:: PROBLEM TO WORK ON ::
Read through the data and report every line in which the word "cuando" occurs.
BEGIN RECORD SET
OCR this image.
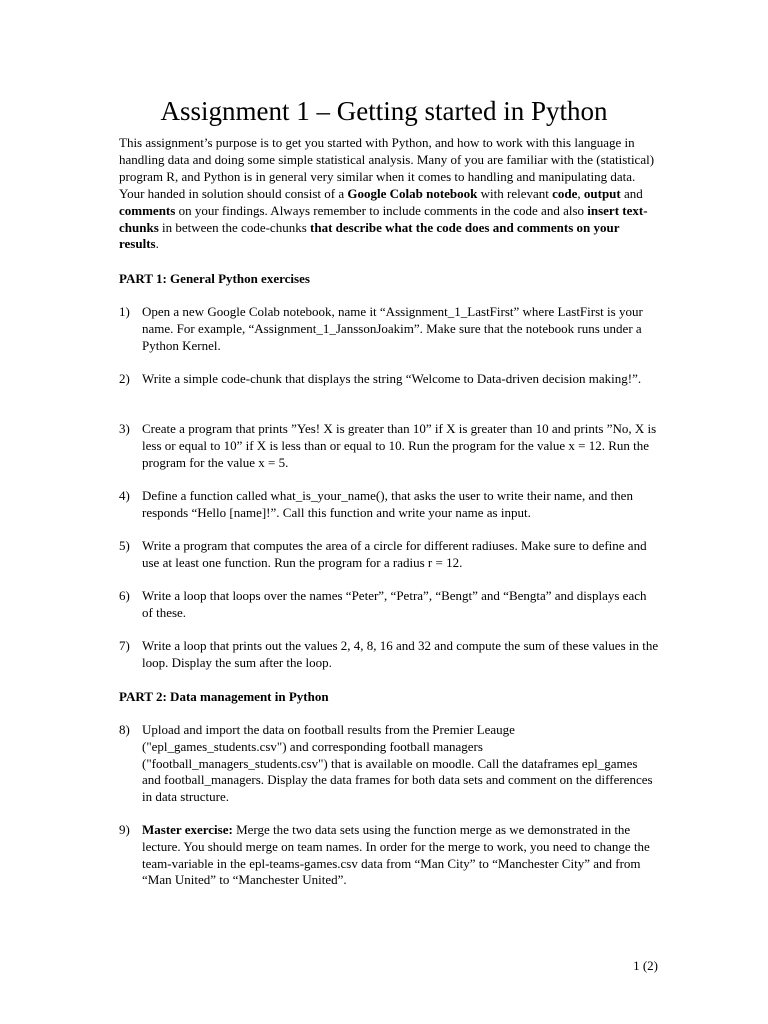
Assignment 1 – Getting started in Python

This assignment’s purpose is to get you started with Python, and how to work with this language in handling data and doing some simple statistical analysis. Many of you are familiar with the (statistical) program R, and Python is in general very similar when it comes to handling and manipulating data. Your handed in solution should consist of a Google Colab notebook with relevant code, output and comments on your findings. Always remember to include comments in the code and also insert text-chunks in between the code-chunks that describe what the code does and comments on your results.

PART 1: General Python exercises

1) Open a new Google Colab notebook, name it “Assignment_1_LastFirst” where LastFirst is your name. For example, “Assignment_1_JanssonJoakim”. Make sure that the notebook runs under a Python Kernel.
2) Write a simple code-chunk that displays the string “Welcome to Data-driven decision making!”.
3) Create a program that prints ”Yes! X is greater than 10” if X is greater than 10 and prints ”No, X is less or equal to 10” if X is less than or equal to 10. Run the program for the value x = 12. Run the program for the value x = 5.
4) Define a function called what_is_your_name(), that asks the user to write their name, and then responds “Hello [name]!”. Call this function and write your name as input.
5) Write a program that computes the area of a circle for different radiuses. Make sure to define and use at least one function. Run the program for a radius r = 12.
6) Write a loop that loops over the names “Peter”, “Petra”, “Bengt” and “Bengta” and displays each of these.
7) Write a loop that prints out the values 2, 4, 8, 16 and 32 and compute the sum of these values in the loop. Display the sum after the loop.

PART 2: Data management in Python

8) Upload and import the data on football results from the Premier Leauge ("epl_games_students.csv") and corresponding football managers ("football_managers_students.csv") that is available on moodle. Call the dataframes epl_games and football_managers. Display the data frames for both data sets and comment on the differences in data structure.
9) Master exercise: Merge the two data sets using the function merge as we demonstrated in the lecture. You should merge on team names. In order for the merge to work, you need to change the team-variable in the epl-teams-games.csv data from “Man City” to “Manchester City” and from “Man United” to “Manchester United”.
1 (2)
END RECORD SET
BEGIN RECORD SET
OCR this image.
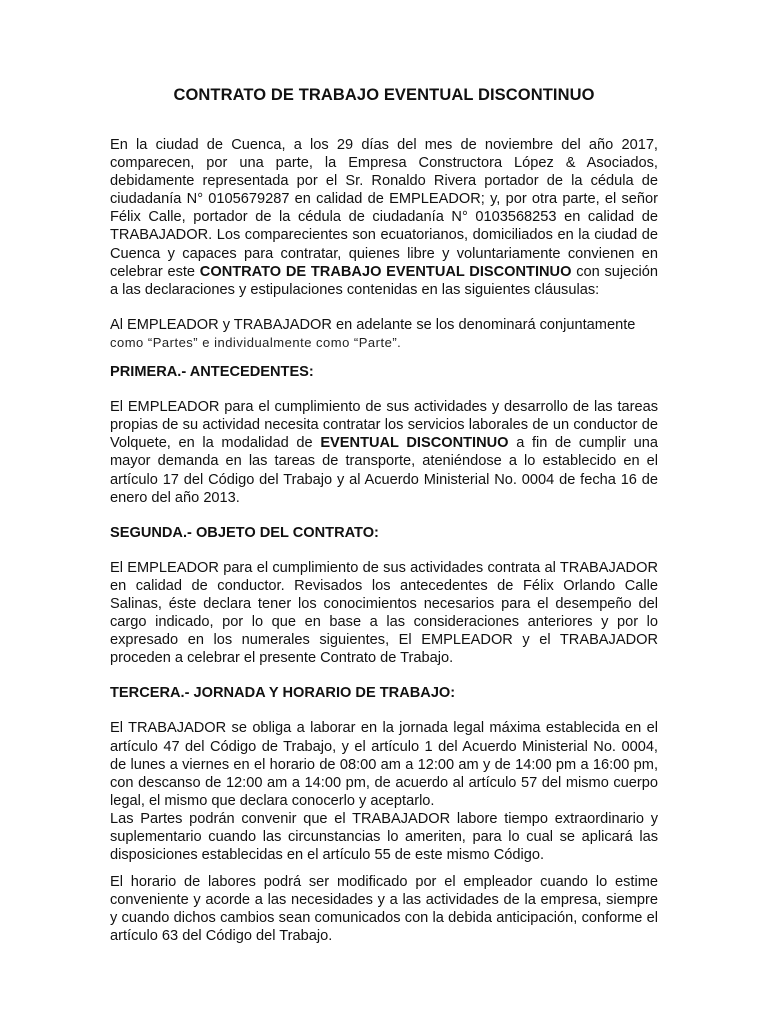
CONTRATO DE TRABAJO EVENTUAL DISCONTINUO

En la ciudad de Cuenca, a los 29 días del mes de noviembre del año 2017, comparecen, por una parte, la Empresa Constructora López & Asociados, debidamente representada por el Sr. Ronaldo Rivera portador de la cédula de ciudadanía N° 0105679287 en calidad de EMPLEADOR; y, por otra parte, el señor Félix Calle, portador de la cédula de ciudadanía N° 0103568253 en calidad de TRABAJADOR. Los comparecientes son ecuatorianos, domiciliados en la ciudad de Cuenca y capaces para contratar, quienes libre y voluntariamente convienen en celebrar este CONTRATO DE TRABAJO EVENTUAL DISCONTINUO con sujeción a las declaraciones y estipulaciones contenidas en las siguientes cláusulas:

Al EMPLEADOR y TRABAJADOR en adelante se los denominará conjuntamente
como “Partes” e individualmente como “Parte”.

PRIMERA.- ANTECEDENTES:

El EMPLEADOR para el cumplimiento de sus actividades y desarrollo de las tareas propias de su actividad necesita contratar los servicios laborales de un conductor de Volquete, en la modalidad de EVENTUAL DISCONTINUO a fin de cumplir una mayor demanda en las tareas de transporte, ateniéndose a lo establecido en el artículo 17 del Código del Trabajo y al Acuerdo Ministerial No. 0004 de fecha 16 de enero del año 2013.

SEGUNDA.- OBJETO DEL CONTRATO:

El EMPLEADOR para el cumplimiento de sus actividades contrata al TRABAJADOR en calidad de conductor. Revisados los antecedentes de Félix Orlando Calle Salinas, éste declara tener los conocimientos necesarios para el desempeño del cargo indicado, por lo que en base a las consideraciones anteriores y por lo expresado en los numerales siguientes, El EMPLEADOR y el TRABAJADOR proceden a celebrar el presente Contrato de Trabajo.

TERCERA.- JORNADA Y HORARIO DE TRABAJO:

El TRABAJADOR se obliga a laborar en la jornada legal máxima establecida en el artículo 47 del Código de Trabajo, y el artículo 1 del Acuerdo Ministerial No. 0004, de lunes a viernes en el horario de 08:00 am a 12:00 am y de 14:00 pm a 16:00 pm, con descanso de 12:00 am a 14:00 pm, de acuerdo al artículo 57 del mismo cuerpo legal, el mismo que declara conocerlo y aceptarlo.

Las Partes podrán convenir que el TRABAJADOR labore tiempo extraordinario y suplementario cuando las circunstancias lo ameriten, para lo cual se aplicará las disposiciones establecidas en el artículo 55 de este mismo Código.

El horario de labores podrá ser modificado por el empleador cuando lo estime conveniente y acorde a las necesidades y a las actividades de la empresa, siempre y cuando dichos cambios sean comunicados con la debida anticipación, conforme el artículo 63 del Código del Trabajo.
END RECORD SET
BEGIN RECORD SET
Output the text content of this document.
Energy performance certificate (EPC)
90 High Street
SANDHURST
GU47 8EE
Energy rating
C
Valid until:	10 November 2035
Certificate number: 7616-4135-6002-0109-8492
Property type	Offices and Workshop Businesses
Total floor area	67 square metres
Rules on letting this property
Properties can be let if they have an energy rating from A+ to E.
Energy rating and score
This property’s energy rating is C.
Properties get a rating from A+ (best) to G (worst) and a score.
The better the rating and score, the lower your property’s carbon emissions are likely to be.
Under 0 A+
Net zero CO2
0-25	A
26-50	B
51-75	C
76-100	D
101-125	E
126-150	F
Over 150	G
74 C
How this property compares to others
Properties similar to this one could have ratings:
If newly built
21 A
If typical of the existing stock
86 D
END RECORD SET
:: EXPECTED OUTPUT ::
Las Partes podrán convenir que el TRABAJADOR labore tiempo extraordinario y suplementario cuando las circunstancias lo ameriten, para lo cual se aplicará las disposiciones establecidas en el artículo 55 de este mismo Código.
El horario de labores podrá ser modificado por el empleador cuando lo estime conveniente y acorde a las necesidades y a las actividades de la empresa, siempre y cuando dichos cambios sean comunicados con la debida anticipación, conforme el artículo 63 del Código del Trabajo.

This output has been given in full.